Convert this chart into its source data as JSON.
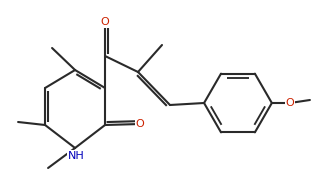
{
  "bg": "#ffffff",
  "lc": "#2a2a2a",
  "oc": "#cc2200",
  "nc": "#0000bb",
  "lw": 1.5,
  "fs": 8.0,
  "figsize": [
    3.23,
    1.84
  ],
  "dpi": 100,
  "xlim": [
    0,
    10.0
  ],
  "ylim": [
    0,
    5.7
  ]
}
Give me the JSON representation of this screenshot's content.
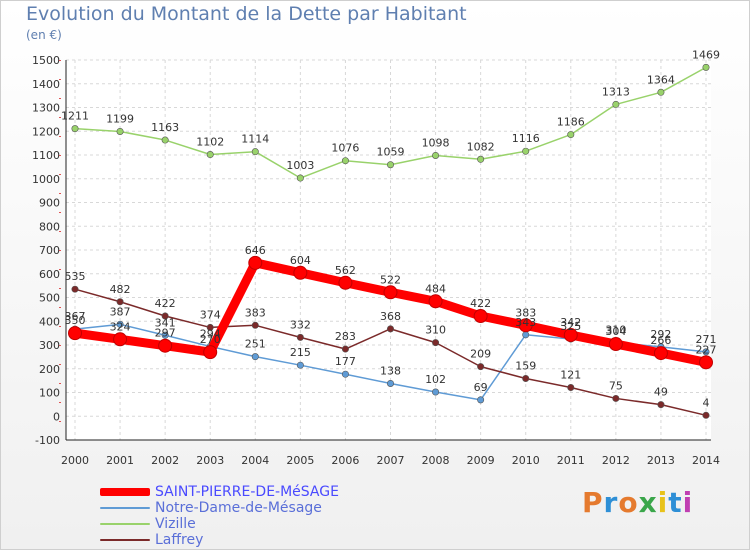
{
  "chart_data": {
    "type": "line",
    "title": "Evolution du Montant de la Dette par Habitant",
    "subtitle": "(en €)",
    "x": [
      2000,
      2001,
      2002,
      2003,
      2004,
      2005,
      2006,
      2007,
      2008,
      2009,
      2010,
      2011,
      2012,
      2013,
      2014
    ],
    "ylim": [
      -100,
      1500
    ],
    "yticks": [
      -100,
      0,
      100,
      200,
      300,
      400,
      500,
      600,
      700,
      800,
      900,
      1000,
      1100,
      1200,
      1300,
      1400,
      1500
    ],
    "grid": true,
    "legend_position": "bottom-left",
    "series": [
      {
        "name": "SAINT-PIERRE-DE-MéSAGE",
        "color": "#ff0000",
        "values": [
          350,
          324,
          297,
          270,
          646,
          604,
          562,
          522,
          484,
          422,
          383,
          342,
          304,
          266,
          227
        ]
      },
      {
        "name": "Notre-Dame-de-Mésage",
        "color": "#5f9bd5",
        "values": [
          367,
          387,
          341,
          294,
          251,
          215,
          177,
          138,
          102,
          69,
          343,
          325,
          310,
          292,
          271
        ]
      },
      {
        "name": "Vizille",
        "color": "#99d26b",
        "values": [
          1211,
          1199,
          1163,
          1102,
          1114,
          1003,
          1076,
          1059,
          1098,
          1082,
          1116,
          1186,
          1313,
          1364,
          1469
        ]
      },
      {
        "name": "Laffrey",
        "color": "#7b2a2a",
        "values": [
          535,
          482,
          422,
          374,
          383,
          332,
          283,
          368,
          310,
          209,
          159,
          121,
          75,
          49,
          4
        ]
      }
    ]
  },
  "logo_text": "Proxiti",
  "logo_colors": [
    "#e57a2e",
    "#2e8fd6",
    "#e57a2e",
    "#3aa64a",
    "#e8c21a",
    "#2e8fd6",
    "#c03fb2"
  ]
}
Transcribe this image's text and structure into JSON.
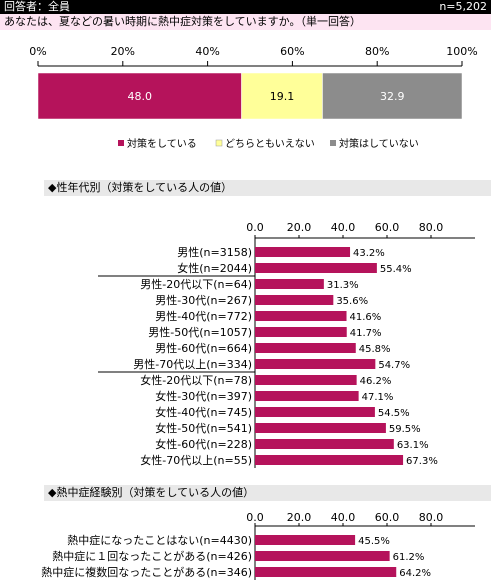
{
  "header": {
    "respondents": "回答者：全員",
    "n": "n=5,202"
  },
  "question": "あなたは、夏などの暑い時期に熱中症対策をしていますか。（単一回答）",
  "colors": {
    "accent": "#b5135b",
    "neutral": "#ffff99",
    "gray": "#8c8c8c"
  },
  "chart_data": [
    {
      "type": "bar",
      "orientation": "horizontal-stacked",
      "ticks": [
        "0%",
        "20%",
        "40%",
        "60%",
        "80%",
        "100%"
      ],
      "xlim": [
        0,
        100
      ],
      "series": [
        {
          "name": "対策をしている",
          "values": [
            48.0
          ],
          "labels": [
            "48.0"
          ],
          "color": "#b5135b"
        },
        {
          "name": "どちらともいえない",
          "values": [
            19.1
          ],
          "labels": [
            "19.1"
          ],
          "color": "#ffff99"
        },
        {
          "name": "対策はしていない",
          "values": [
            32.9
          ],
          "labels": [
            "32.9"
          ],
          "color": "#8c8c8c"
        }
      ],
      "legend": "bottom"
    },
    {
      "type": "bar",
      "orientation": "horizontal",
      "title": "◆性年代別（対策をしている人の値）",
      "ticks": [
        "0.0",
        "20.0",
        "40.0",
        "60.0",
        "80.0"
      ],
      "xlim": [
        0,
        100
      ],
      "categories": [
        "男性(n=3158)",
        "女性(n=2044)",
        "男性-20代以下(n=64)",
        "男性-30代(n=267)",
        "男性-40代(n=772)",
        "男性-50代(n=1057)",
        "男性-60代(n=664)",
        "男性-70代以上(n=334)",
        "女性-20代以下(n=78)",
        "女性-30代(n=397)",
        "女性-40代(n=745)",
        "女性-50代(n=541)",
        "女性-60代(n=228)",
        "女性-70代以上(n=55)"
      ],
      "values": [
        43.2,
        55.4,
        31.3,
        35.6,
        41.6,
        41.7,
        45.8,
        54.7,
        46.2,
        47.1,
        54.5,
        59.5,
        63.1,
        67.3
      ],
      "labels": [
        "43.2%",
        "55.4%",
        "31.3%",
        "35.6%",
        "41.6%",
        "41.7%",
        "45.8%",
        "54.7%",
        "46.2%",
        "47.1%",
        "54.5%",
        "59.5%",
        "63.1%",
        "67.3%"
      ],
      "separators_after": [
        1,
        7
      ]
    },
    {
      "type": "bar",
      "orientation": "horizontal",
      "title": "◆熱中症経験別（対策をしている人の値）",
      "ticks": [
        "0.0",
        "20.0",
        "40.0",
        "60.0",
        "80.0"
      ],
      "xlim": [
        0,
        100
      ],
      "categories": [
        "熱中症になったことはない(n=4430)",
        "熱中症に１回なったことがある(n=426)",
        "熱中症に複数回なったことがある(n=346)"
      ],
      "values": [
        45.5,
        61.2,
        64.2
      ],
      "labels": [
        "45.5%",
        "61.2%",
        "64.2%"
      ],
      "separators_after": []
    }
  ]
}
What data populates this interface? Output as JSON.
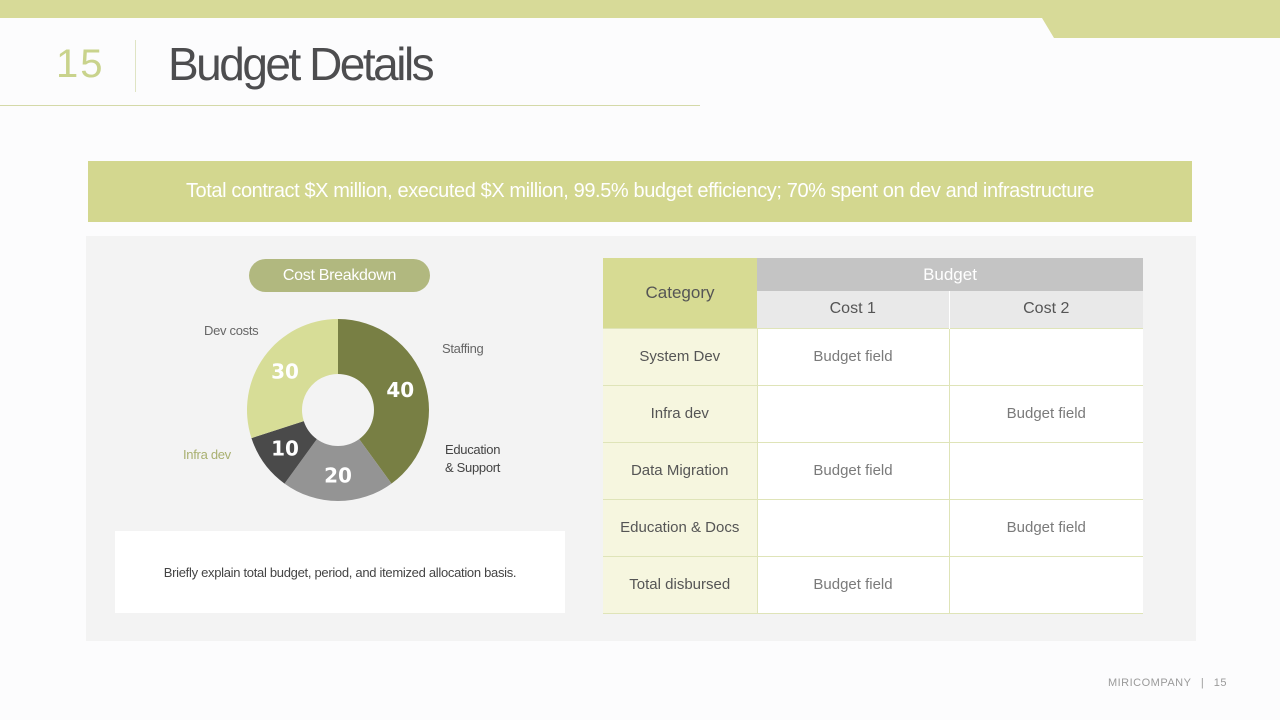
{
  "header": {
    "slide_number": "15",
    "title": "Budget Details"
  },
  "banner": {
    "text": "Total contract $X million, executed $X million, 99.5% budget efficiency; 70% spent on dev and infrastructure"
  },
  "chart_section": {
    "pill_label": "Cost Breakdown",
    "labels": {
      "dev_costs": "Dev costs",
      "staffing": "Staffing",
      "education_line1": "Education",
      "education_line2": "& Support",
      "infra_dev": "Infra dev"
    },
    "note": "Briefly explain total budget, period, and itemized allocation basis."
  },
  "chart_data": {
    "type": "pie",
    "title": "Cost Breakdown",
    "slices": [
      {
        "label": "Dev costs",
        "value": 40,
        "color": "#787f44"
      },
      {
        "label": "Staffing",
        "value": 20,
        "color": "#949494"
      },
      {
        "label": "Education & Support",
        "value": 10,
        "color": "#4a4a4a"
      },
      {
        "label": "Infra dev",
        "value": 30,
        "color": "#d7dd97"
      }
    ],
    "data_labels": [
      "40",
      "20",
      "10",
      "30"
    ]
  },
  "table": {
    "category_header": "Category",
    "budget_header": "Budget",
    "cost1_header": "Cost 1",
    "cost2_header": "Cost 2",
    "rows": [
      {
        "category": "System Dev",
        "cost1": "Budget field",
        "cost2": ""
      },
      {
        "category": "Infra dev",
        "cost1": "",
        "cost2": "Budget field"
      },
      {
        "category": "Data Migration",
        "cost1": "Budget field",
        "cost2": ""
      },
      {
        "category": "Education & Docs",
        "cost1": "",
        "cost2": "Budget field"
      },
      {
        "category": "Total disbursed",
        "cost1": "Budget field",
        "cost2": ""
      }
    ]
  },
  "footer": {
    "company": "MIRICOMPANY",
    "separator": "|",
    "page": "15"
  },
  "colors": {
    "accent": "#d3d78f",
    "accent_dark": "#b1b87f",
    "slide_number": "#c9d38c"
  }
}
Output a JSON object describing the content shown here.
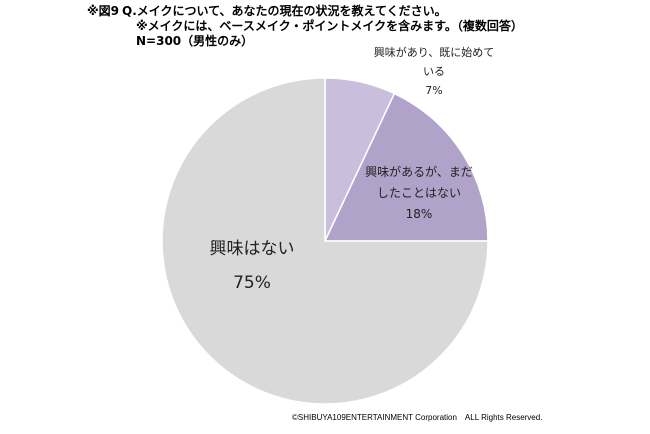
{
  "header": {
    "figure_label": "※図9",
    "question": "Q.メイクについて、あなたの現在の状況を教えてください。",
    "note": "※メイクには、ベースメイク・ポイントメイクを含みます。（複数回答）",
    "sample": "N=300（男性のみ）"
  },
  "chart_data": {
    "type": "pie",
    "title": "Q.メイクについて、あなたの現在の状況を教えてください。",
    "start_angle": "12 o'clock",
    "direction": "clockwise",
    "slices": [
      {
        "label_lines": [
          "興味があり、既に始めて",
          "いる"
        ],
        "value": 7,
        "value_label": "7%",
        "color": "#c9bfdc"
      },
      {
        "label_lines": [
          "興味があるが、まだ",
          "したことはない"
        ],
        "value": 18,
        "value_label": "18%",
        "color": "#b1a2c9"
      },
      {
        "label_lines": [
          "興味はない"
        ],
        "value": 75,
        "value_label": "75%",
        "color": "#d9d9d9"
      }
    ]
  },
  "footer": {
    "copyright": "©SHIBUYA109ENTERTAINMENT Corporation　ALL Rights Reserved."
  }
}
+ + + + +
- _WHAT THE TASK ASKS_
Look over the records above and copy each line that includes the string "this".

- _RESPONSE_
Convert this chart into its source data as JSON.
Give me the JSON representation of this screenshot's content.
Transcribe this image's text and structure into JSON.
What data populates this interface? Output as JSON.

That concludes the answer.